[Directive]: Locate and copy each line in the data that contains the word "समकक".

════════════════════

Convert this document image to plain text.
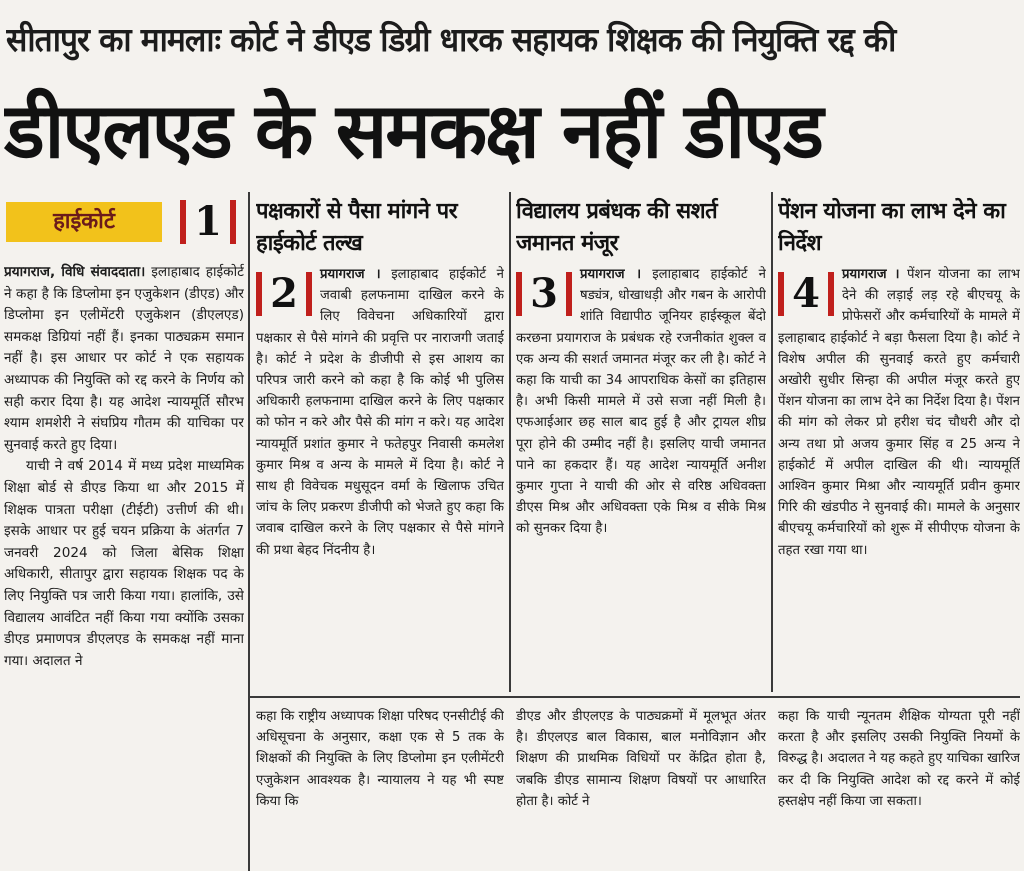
सीतापुर का मामलाः कोर्ट ने डीएड डिग्री धारक सहायक शिक्षक की नियुक्ति रद्द की
डीएलएड के समकक्ष नहीं डीएड
हाईकोर्ट	1

प्रयागराज, विधि संवाददाता। इलाहाबाद हाईकोर्ट ने कहा है कि डिप्लोमा इन एजुकेशन (डीएड) और डिप्लोमा इन एलीमेंटरी एजुकेशन (डीएलएड) समकक्ष डिग्रियां नहीं हैं। इनका पाठ्यक्रम समान नहीं है। इस आधार पर कोर्ट ने एक सहायक अध्यापक की नियुक्ति को रद्द करने के निर्णय को सही करार दिया है। यह आदेश न्यायमूर्ति सौरभ श्याम शमशेरी ने संघप्रिय गौतम की याचिका पर सुनवाई करते हुए दिया।

याची ने वर्ष 2014 में मध्य प्रदेश माध्यमिक शिक्षा बोर्ड से डीएड किया था और 2015 में शिक्षक पात्रता परीक्षा (टीईटी) उत्तीर्ण की थी।इसके आधार पर हुई चयन प्रक्रिया के अंतर्गत 7 जनवरी 2024 को जिला बेसिक शिक्षा अधिकारी, सीतापुर द्वारा सहायक शिक्षक पद के लिए नियुक्ति पत्र जारी किया गया। हालांकि, उसे विद्यालय आवंटित नहीं किया गया क्योंकि उसका डीएड प्रमाणपत्र डीएलएड के समकक्ष नहीं माना गया। अदालत ने

पक्षकारों से पैसा मांगने पर हाईकोर्ट तल्ख

प्रयागराज ।
2	इलाहाबाद हाईकोर्ट ने जवाबी हलफनामा दाखिल करने के लिए विवेचना अधिकारियों द्वारा पक्षकार से पैसे मांगने की प्रवृत्ति पर नाराजगी जताई है। कोर्ट ने प्रदेश के डीजीपी से इस आशय का परिपत्र जारी करने को कहा है कि कोई भी पुलिस अधिकारी हलफनामा दाखिल करने के लिए पक्षकार को फोन न करे और पैसे की मांग न करे। यह आदेश न्यायमूर्ति प्रशांत कुमार ने फतेहपुर निवासी कमलेश कुमार मिश्र व अन्य के मामले में दिया है। कोर्ट ने साथ ही विवेचक मधुसूदन वर्मा के खिलाफ उचित जांच के लिए प्रकरण डीजीपी को भेजते हुए कहा कि जवाब दाखिल करने के लिए पक्षकार से पैसे मांगने की प्रथा बेहद निंदनीय है।

विद्यालय प्रबंधक की सशर्त जमानत मंजूर

प्रयागराज ।
3	इलाहाबाद हाईकोर्ट ने षड्यंत्र, धोखाधड़ी और गबन के आरोपी शांति विद्यापीठ जूनियर हाईस्कूल बेंदो करछना प्रयागराज के प्रबंधक रहे रजनीकांत शुक्ल व एक अन्य की सशर्त जमानत मंजूर कर ली है। कोर्ट ने कहा कि याची का 34 आपराधिक केसों का इतिहास है। अभी किसी मामले में उसे सजा नहीं मिली है। एफआईआर छह साल बाद हुई है और ट्रायल शीघ्र पूरा होने की उम्मीद नहीं है। इसलिए याची जमानत पाने का हकदार हैं। यह आदेश न्यायमूर्ति अनीश कुमार गुप्ता ने याची की ओर से वरिष्ठ अधिवक्ता डीएस मिश्र और अधिवक्ता एके मिश्र व सीके मिश्र को सुनकर दिया है।

पेंशन योजना का लाभ देने का निर्देश

प्रयागराज ।
4	पेंशन योजना का लाभ देने की लड़ाई लड़ रहे बीएचयू के प्रोफेसरों और कर्मचारियों के मामले में इलाहाबाद हाईकोर्ट ने बड़ा फैसला दिया है। कोर्ट ने विशेष अपील की सुनवाई करते हुए कर्मचारी अखोरी सुधीर सिन्हा की अपील मंजूर करते हुए पेंशन योजना का लाभ देने का निर्देश दिया है। पेंशन की मांग को लेकर प्रो हरीश चंद चौधरी और दो अन्य तथा प्रो अजय कुमार सिंह व 25 अन्य ने हाईकोर्ट में अपील दाखिल की थी। न्यायमूर्ति आश्विन कुमार मिश्रा और न्यायमूर्ति प्रवीन कुमार गिरि की खंडपीठ ने सुनवाई की। मामले के अनुसार बीएचयू कर्मचारियों को शुरू में सीपीएफ योजना के तहत रखा गया था।

कहा कि राष्ट्रीय अध्यापक शिक्षा परिषद एनसीटीई की अधिसूचना के अनुसार, कक्षा एक से 5 तक के शिक्षकों की नियुक्ति के लिए डिप्लोमा इन एलीमेंटरी एजुकेशन आवश्यक है। न्यायालय ने यह भी स्पष्ट किया कि
डीएड और डीएलएड के पाठ्यक्रमों में मूलभूत अंतर है। डीएलएड बाल विकास, बाल मनोविज्ञान और शिक्षण की प्राथमिक विधियों पर केंद्रित होता है, जबकि डीएड सामान्य शिक्षण विषयों पर आधारित होता है। कोर्ट ने
कहा कि याची न्यूनतम शैक्षिक योग्यता पूरी नहीं करता है और इसलिए उसकी नियुक्ति नियमों के विरुद्ध है। अदालत ने यह कहते हुए याचिका खारिज कर दी कि नियुक्ति आदेश को रद्द करने में कोई हस्तक्षेप नहीं किया जा सकता।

════════════════════

[Solution below]:
डीएलएड के समकक्ष नहीं डीएड
प्रयागराज, विधि संवाददाता। इलाहाबाद हाईकोर्ट ने कहा है कि डिप्लोमा इन एजुकेशन (डीएड) और डिप्लोमा इन एलीमेंटरी एजुकेशन (डीएलएड) समकक्ष डिग्रियां नहीं हैं। इनका पाठ्यक्रम समान नहीं है। इस आधार पर कोर्ट ने एक सहायक अध्यापक की नियुक्ति को रद्द करने के निर्णय को सही करार दिया है। यह आदेश न्यायमूर्ति सौरभ श्याम शमशेरी ने संघप्रिय गौतम की याचिका पर सुनवाई करते हुए दिया।
याची ने वर्ष 2014 में मध्य प्रदेश माध्यमिक शिक्षा बोर्ड से डीएड किया था और 2015 में शिक्षक पात्रता परीक्षा (टीईटी) उत्तीर्ण की थी।इसके आधार पर हुई चयन प्रक्रिया के अंतर्गत 7 जनवरी 2024 को जिला बेसिक शिक्षा अधिकारी, सीतापुर द्वारा सहायक शिक्षक पद के लिए नियुक्ति पत्र जारी किया गया। हालांकि, उसे विद्यालय आवंटित नहीं किया गया क्योंकि उसका डीएड प्रमाणपत्र डीएलएड के समकक्ष नहीं माना गया। अदालत ने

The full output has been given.